The request
Copy the records below exactly, omitting any pictures they contain.

Exercise material
• • • • •
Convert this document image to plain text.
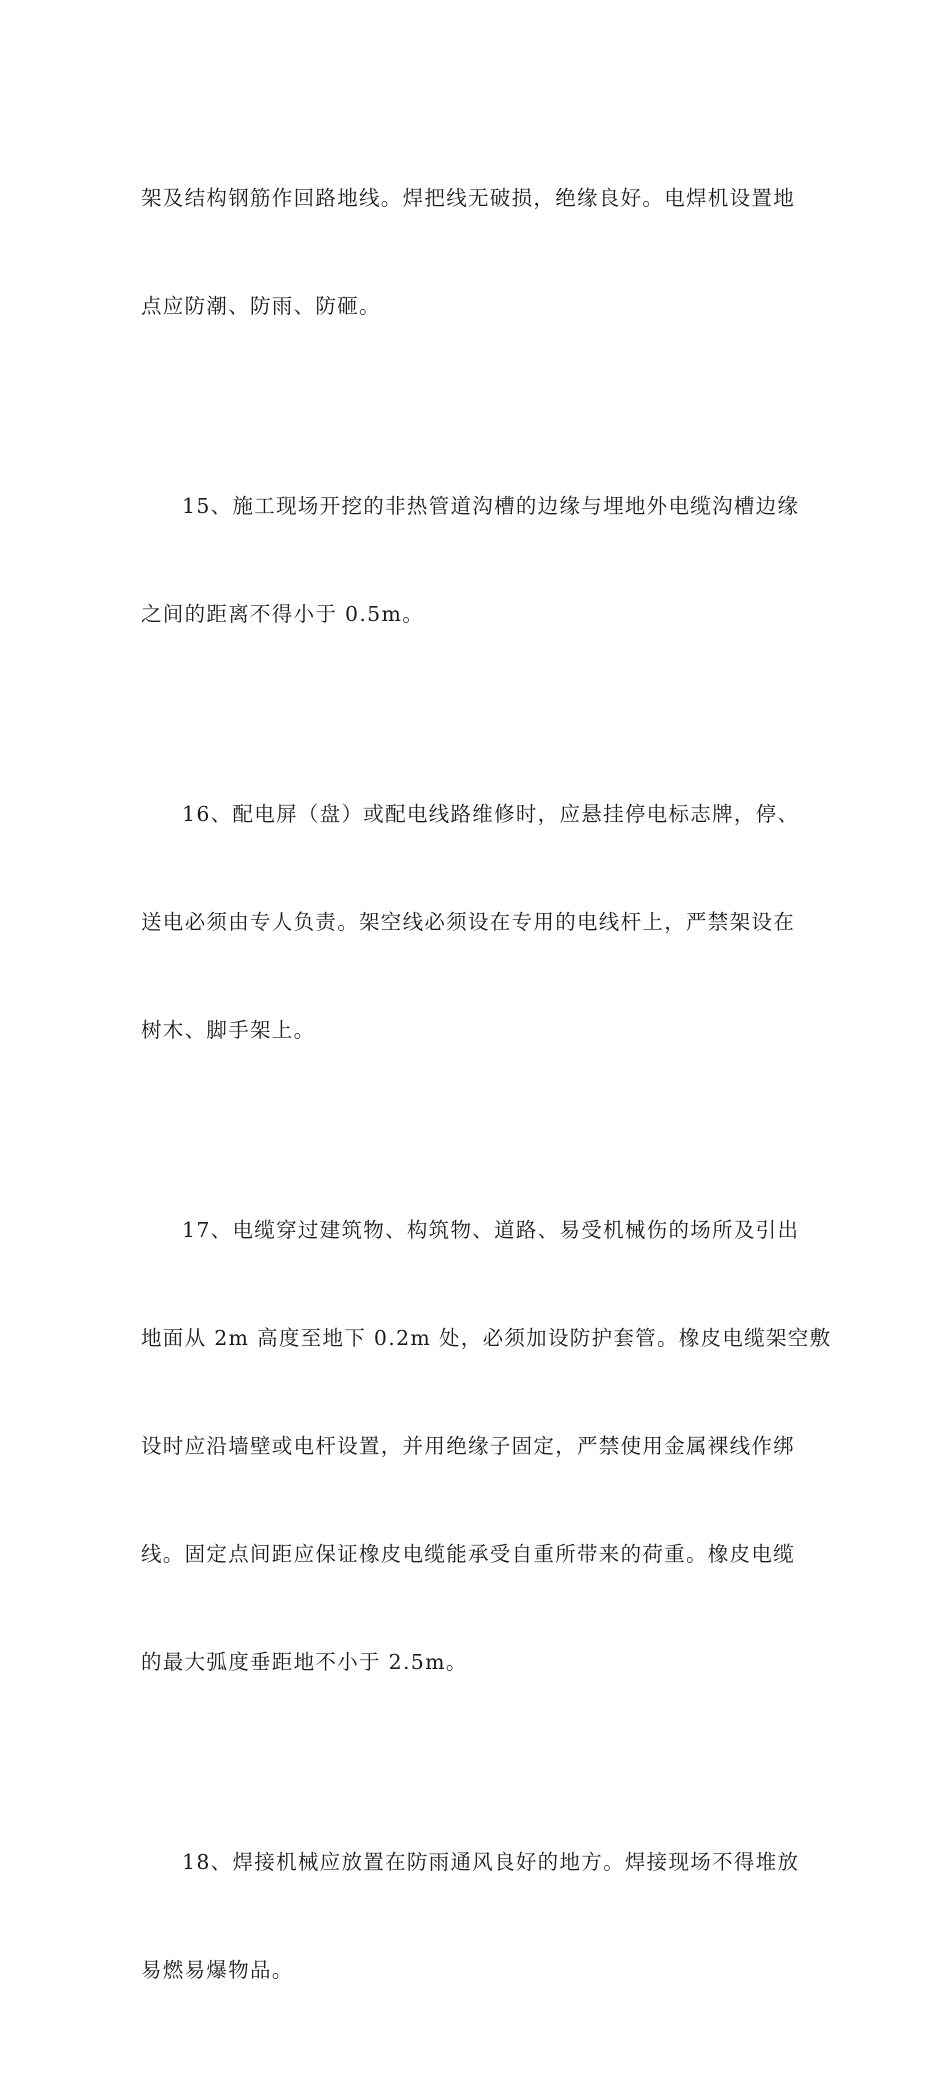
架及结构钢筋作回路地线。焊把线无破损，绝缘良好。电焊机设置地

点应防潮、防雨、防砸。

15、施工现场开挖的非热管道沟槽的边缘与埋地外电缆沟槽边缘

之间的距离不得小于 0.5m。

16、配电屏（盘）或配电线路维修时，应悬挂停电标志牌，停、

送电必须由专人负责。架空线必须设在专用的电线杆上，严禁架设在

树木、脚手架上。

17、电缆穿过建筑物、构筑物、道路、易受机械伤的场所及引出

地面从 2m 高度至地下 0.2m 处，必须加设防护套管。橡皮电缆架空敷

设时应沿墙壁或电杆设置，并用绝缘子固定，严禁使用金属裸线作绑

线。固定点间距应保证橡皮电缆能承受自重所带来的荷重。橡皮电缆

的最大弧度垂距地不小于 2.5m。

18、焊接机械应放置在防雨通风良好的地方。焊接现场不得堆放

易燃易爆物品。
• • • • •
Written response
Convert this document image to plain text.
架及结构钢筋作回路地线。焊把线无破损，绝缘良好。电焊机设置地

点应防潮、防雨、防砸。

15、施工现场开挖的非热管道沟槽的边缘与埋地外电缆沟槽边缘

之间的距离不得小于 0.5m。

16、配电屏（盘）或配电线路维修时，应悬挂停电标志牌，停、

送电必须由专人负责。架空线必须设在专用的电线杆上，严禁架设在

树木、脚手架上。

17、电缆穿过建筑物、构筑物、道路、易受机械伤的场所及引出

地面从 2m 高度至地下 0.2m 处，必须加设防护套管。橡皮电缆架空敷

设时应沿墙壁或电杆设置，并用绝缘子固定，严禁使用金属裸线作绑

线。固定点间距应保证橡皮电缆能承受自重所带来的荷重。橡皮电缆

的最大弧度垂距地不小于 2.5m。

18、焊接机械应放置在防雨通风良好的地方。焊接现场不得堆放

易燃易爆物品。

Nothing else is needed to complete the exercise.